> **What is required**
Lift every line from the entries that includes the word "hình".
######
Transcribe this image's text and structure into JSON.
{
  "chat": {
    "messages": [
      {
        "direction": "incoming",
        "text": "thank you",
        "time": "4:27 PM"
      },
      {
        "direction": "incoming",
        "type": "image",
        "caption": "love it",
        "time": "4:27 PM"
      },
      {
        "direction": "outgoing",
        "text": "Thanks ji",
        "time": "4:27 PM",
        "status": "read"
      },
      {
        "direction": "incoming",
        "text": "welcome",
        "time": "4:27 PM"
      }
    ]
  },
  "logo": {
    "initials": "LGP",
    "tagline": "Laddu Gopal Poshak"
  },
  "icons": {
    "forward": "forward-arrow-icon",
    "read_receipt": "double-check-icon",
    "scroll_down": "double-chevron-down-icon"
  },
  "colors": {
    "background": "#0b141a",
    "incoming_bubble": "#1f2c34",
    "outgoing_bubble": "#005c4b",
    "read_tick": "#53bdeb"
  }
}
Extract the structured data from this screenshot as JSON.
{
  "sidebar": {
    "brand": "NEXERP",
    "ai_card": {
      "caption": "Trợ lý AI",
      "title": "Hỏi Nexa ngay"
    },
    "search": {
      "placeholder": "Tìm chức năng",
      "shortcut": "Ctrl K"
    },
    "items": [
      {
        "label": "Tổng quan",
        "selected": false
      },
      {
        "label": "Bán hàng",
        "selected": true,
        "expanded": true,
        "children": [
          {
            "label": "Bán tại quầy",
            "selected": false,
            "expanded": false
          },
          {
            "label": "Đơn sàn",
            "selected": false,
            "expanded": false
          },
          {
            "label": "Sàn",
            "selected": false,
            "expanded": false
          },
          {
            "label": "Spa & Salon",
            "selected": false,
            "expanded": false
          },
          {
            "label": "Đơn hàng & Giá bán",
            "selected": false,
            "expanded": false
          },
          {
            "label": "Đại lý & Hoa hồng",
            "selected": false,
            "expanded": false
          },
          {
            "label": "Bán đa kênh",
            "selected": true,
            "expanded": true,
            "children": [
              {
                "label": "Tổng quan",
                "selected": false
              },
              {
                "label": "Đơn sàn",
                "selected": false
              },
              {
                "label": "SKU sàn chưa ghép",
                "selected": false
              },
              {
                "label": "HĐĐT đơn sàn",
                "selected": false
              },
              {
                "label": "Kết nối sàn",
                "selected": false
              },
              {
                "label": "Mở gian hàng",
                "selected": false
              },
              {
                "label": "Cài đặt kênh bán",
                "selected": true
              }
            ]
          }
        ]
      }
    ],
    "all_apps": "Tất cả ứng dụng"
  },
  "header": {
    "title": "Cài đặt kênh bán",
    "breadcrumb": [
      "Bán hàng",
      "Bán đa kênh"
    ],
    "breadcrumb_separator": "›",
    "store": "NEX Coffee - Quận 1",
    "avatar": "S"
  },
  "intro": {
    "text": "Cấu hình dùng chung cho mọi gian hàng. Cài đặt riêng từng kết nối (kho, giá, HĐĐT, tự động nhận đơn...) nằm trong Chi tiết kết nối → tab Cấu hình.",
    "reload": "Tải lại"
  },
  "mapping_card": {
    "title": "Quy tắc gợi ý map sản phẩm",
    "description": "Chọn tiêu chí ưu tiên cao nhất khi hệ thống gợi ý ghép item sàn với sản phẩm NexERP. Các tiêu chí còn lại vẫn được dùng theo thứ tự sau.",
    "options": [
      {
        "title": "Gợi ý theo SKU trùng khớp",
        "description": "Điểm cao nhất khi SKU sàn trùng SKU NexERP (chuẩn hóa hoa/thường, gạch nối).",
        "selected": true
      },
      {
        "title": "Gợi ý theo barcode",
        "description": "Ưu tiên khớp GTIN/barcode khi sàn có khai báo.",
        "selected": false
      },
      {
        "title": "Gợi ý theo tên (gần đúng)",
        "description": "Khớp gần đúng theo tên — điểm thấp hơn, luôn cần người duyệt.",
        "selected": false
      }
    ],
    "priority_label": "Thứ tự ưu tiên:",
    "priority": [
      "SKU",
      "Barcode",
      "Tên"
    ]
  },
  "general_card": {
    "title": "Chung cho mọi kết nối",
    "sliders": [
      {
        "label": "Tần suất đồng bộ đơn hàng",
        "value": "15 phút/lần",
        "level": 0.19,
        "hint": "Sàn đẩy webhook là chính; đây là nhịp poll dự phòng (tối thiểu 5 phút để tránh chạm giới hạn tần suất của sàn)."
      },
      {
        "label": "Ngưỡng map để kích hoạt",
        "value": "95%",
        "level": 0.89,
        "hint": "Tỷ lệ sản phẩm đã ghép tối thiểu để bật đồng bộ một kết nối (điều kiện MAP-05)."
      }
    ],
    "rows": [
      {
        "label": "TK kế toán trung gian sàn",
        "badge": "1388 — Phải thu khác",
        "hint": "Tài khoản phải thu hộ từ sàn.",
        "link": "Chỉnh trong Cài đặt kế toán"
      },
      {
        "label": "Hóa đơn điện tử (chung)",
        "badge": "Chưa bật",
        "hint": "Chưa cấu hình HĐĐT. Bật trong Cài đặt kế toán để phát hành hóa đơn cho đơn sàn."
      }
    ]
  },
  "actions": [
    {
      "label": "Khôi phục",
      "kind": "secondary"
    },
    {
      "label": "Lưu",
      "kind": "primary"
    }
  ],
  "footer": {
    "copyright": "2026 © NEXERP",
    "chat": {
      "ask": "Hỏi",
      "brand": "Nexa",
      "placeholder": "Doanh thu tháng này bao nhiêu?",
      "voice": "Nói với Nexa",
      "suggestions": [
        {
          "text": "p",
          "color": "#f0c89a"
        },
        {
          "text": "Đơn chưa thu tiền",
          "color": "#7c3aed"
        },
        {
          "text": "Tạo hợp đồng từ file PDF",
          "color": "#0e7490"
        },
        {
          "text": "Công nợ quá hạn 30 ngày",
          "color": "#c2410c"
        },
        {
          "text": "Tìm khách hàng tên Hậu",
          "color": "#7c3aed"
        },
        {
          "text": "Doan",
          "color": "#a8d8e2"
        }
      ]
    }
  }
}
######
> **Solution for this exercise**
    "text": "Cấu hình dùng chung cho mọi gian hàng. Cài đặt riêng từng kết nối (kho, giá, HĐĐT, tự động nhận đơn...) nằm trong Chi tiết kết nối → tab Cấu hình.",
        "hint": "Chưa cấu hình HĐĐT. Bật trong Cài đặt kế toán để phát hành hóa đơn cho đơn sàn."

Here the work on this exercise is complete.